[Records excerpted from a collection]
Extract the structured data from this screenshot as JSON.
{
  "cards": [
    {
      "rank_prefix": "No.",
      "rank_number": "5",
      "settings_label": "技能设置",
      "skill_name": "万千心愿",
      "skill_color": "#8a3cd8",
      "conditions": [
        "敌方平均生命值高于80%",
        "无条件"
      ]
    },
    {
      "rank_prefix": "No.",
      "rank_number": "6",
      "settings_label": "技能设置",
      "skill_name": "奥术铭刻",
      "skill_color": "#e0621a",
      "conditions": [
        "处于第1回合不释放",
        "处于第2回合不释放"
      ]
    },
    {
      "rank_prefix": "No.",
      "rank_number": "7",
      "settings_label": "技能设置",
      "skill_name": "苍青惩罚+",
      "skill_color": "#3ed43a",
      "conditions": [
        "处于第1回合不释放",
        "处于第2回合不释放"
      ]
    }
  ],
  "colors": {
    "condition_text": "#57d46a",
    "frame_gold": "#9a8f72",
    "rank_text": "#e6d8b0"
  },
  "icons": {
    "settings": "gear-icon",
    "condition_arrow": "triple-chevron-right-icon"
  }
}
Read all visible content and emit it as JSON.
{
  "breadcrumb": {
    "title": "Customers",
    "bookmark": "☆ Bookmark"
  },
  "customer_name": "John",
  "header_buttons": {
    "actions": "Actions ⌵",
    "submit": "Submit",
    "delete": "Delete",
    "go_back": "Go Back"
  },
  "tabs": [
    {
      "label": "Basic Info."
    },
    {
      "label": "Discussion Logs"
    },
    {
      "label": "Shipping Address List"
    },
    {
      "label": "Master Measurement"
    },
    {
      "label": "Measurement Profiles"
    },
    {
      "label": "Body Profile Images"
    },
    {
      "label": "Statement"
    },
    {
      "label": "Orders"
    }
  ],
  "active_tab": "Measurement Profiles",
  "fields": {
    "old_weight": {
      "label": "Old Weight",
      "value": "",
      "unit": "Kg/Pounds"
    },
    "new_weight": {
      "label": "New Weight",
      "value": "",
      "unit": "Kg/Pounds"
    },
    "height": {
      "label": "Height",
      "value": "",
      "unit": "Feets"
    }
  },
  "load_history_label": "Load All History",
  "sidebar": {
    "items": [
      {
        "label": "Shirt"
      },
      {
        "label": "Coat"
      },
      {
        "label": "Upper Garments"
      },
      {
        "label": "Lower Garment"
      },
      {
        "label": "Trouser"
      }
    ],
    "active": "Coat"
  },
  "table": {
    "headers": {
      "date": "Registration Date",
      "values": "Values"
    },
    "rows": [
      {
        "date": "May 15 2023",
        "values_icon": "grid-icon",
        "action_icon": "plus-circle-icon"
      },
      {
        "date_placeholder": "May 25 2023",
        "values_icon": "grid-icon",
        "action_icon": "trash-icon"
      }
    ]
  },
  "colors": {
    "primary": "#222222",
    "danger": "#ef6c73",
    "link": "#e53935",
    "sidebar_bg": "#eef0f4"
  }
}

• REQUIREMENT
Quote the data above in full, changing nothing.

• FINISHED ANSWER
Extract the structured data from this screenshot as JSON.
{
  "cards": [
    {
      "rank_prefix": "No.",
      "rank_number": "5",
      "settings_label": "技能设置",
      "skill_name": "万千心愿",
      "skill_color": "#8a3cd8",
      "conditions": [
        "敌方平均生命值高于80%",
        "无条件"
      ]
    },
    {
      "rank_prefix": "No.",
      "rank_number": "6",
      "settings_label": "技能设置",
      "skill_name": "奥术铭刻",
      "skill_color": "#e0621a",
      "conditions": [
        "处于第1回合不释放",
        "处于第2回合不释放"
      ]
    },
    {
      "rank_prefix": "No.",
      "rank_number": "7",
      "settings_label": "技能设置",
      "skill_name": "苍青惩罚+",
      "skill_color": "#3ed43a",
      "conditions": [
        "处于第1回合不释放",
        "处于第2回合不释放"
      ]
    }
  ],
  "colors": {
    "condition_text": "#57d46a",
    "frame_gold": "#9a8f72",
    "rank_text": "#e6d8b0"
  },
  "icons": {
    "settings": "gear-icon",
    "condition_arrow": "triple-chevron-right-icon"
  }
}
Read all visible content and emit it as JSON.
{
  "breadcrumb": {
    "title": "Customers",
    "bookmark": "☆ Bookmark"
  },
  "customer_name": "John",
  "header_buttons": {
    "actions": "Actions ⌵",
    "submit": "Submit",
    "delete": "Delete",
    "go_back": "Go Back"
  },
  "tabs": [
    {
      "label": "Basic Info."
    },
    {
      "label": "Discussion Logs"
    },
    {
      "label": "Shipping Address List"
    },
    {
      "label": "Master Measurement"
    },
    {
      "label": "Measurement Profiles"
    },
    {
      "label": "Body Profile Images"
    },
    {
      "label": "Statement"
    },
    {
      "label": "Orders"
    }
  ],
  "active_tab": "Measurement Profiles",
  "fields": {
    "old_weight": {
      "label": "Old Weight",
      "value": "",
      "unit": "Kg/Pounds"
    },
    "new_weight": {
      "label": "New Weight",
      "value": "",
      "unit": "Kg/Pounds"
    },
    "height": {
      "label": "Height",
      "value": "",
      "unit": "Feets"
    }
  },
  "load_history_label": "Load All History",
  "sidebar": {
    "items": [
      {
        "label": "Shirt"
      },
      {
        "label": "Coat"
      },
      {
        "label": "Upper Garments"
      },
      {
        "label": "Lower Garment"
      },
      {
        "label": "Trouser"
      }
    ],
    "active": "Coat"
  },
  "table": {
    "headers": {
      "date": "Registration Date",
      "values": "Values"
    },
    "rows": [
      {
        "date": "May 15 2023",
        "values_icon": "grid-icon",
        "action_icon": "plus-circle-icon"
      },
      {
        "date_placeholder": "May 25 2023",
        "values_icon": "grid-icon",
        "action_icon": "trash-icon"
      }
    ]
  },
  "colors": {
    "primary": "#222222",
    "danger": "#ef6c73",
    "link": "#e53935",
    "sidebar_bg": "#eef0f4"
  }
}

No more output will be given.